Task objective → Every line that includes the word "content" is to be listed.

[START OF Given entries]

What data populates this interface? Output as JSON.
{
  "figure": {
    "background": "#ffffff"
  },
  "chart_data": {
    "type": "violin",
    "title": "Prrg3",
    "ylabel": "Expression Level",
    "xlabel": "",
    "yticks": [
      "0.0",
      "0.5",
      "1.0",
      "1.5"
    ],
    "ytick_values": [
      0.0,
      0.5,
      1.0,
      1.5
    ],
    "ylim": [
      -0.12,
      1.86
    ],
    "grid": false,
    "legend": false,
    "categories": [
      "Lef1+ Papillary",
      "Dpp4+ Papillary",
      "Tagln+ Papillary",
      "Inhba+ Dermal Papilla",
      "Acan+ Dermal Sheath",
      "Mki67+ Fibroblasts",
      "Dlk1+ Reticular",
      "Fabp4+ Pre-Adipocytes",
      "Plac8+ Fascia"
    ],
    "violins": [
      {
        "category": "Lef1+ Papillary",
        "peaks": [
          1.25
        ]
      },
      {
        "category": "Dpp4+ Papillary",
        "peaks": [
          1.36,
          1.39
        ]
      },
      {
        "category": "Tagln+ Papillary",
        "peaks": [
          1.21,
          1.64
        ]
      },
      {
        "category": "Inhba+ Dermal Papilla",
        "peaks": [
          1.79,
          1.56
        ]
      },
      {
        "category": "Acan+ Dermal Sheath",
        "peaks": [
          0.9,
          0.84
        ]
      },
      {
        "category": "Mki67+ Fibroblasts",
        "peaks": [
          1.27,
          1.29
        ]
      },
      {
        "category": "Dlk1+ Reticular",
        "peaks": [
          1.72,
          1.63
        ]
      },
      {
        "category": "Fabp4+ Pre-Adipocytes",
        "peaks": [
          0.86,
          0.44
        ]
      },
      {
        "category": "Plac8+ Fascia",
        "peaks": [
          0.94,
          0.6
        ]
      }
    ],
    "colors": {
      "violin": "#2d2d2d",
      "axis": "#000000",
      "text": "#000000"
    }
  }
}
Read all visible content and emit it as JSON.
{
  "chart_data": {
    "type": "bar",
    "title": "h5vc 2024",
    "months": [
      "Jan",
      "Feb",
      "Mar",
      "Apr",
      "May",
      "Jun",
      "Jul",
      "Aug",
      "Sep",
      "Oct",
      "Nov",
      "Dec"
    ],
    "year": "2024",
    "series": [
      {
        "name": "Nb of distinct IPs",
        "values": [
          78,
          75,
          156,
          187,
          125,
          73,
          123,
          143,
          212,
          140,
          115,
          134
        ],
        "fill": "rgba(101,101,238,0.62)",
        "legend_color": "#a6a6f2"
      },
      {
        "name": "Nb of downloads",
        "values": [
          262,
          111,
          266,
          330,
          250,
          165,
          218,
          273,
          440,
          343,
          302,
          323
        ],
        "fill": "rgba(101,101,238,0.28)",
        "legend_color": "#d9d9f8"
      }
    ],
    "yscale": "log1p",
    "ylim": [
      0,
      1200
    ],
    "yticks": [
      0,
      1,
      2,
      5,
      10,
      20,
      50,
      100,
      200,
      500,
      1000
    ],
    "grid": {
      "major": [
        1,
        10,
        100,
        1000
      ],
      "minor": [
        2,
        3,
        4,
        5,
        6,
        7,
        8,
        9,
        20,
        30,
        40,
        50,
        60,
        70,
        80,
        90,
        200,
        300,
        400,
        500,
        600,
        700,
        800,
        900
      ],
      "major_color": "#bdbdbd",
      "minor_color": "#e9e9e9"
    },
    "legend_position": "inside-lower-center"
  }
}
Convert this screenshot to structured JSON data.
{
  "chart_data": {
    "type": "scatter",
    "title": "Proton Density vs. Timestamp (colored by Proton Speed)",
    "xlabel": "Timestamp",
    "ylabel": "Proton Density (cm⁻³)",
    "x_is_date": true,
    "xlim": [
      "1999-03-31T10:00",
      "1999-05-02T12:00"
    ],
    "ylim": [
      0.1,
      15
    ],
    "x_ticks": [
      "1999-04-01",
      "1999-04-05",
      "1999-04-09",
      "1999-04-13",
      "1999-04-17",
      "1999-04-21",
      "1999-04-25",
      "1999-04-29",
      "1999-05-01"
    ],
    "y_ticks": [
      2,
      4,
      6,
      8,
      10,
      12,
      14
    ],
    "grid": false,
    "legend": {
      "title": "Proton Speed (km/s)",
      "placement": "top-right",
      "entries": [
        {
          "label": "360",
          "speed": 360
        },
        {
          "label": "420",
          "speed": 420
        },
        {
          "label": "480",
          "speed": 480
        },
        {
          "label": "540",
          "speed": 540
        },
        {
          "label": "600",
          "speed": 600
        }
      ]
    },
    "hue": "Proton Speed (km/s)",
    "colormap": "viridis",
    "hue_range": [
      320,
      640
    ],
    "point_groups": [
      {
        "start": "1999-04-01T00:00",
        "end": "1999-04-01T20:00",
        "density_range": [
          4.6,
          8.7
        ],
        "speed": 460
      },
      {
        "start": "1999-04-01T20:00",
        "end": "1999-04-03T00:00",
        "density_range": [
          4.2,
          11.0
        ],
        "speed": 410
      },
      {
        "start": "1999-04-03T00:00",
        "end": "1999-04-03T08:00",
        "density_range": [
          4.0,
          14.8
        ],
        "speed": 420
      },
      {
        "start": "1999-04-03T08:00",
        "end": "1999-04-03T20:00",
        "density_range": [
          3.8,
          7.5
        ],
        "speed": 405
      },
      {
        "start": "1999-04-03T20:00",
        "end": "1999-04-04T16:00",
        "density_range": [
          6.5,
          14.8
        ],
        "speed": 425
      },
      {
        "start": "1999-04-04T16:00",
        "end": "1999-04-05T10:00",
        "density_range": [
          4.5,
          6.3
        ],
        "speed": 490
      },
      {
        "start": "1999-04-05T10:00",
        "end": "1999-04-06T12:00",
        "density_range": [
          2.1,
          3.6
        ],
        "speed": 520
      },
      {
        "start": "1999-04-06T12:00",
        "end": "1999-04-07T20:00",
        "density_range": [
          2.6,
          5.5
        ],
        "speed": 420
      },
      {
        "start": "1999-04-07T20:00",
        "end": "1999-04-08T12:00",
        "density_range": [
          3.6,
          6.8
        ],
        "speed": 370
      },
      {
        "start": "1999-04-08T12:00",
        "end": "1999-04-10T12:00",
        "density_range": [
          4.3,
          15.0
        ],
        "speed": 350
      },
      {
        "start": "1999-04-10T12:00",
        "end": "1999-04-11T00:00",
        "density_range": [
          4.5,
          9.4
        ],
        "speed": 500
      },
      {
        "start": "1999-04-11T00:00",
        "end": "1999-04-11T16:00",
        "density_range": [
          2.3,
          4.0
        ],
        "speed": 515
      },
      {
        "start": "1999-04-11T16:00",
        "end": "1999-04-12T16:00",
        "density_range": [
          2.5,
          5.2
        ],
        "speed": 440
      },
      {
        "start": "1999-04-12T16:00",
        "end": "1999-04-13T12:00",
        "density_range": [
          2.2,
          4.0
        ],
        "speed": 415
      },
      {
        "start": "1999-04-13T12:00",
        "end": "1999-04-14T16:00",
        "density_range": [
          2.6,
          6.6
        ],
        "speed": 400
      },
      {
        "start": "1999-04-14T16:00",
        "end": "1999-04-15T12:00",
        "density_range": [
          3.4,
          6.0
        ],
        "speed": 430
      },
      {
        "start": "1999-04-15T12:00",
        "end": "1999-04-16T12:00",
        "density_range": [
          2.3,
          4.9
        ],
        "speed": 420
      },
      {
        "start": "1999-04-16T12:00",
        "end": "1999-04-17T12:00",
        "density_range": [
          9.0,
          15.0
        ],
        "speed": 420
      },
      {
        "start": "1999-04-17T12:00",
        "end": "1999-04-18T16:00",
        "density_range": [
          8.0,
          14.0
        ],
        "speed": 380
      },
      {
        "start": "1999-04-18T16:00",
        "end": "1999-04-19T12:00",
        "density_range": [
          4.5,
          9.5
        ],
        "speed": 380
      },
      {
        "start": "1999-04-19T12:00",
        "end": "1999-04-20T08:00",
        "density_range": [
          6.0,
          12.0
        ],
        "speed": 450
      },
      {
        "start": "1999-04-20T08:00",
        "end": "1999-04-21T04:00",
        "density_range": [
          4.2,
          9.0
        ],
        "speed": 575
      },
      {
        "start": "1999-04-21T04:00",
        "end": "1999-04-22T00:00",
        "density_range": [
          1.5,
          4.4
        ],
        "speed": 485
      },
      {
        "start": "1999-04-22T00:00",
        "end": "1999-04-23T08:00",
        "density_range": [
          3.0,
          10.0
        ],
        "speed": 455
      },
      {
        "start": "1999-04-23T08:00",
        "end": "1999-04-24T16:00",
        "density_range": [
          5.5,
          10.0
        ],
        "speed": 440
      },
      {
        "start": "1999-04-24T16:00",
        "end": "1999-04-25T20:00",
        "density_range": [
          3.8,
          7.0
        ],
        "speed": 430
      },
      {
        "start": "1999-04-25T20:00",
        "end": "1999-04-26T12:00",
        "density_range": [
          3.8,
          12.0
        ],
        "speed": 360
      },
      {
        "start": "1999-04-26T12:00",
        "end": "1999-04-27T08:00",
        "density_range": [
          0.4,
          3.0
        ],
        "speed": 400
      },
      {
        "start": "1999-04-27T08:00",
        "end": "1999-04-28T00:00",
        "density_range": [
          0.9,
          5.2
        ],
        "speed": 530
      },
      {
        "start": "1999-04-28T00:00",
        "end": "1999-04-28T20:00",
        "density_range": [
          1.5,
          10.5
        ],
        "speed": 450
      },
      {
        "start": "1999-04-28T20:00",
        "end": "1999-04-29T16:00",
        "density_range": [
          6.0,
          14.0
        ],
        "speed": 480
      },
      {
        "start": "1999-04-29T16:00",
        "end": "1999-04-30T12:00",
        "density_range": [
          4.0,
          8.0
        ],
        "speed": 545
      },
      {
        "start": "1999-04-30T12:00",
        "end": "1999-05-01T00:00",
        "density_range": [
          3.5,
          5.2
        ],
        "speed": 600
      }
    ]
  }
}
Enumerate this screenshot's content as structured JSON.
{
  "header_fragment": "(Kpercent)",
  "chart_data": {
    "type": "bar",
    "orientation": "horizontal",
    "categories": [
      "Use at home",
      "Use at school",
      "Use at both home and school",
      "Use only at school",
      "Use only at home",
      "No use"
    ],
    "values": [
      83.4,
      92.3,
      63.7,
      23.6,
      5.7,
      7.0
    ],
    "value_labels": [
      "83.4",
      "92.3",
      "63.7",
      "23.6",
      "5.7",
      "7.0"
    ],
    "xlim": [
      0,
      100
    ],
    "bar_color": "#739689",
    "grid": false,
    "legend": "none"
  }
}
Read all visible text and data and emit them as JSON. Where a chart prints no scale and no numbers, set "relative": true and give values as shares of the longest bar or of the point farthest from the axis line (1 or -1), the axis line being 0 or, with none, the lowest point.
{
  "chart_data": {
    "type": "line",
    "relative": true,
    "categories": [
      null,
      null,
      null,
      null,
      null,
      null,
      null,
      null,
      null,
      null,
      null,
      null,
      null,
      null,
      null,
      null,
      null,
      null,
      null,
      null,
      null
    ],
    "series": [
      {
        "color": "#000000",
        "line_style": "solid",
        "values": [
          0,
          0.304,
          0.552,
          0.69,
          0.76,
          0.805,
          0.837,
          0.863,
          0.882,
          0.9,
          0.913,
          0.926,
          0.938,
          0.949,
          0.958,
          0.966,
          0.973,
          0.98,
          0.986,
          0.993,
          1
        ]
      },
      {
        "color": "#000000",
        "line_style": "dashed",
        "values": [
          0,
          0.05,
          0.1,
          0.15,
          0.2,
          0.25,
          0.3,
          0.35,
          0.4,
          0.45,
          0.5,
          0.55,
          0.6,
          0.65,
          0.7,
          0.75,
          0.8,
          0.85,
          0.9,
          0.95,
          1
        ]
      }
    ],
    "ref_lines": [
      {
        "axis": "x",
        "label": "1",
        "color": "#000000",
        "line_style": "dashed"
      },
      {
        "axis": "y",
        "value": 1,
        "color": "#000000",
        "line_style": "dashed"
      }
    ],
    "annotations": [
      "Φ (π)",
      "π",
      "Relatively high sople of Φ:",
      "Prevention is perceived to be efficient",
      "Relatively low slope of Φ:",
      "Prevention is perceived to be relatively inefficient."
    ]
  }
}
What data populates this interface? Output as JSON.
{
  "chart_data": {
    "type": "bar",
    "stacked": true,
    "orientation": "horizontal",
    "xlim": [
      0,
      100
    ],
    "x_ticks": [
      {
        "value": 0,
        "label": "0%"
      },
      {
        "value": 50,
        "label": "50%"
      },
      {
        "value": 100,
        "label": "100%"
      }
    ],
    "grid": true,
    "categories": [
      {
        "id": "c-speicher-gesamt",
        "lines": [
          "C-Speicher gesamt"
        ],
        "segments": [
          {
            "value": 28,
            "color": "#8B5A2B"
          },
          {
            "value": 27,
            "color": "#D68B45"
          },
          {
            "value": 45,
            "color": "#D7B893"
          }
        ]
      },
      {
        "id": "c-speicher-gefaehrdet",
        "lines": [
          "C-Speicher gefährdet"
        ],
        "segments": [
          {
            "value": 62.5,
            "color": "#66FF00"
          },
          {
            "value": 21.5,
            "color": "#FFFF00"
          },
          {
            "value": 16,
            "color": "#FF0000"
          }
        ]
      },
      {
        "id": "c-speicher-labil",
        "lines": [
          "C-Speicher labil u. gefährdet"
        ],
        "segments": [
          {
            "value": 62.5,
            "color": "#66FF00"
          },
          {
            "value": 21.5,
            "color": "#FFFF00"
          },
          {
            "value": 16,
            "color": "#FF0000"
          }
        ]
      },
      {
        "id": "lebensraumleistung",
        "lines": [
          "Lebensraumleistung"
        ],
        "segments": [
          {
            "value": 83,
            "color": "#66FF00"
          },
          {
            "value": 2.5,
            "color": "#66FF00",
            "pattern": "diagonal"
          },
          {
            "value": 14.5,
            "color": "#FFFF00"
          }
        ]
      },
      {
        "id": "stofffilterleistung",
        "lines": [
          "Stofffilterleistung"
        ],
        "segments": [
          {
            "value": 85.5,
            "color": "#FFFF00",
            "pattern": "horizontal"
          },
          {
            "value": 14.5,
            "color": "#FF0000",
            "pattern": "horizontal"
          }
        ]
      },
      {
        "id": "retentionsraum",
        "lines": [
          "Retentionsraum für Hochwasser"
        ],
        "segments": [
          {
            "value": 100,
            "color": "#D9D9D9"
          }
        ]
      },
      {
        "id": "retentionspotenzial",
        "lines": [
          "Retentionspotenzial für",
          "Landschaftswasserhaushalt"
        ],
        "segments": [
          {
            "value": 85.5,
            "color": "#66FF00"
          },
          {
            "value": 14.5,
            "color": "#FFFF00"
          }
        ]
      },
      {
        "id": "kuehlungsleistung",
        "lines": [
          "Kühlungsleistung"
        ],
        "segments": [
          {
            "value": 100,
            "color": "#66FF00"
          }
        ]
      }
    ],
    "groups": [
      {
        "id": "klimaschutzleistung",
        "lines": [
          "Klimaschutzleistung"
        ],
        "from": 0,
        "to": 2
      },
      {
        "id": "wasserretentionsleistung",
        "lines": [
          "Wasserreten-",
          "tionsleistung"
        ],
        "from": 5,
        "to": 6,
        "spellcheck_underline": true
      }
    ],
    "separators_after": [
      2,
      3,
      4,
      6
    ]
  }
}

[END OF Given entries]

Solution →
Read all visible content and emit it as JSON.
Enumerate this screenshot's content as structured JSON.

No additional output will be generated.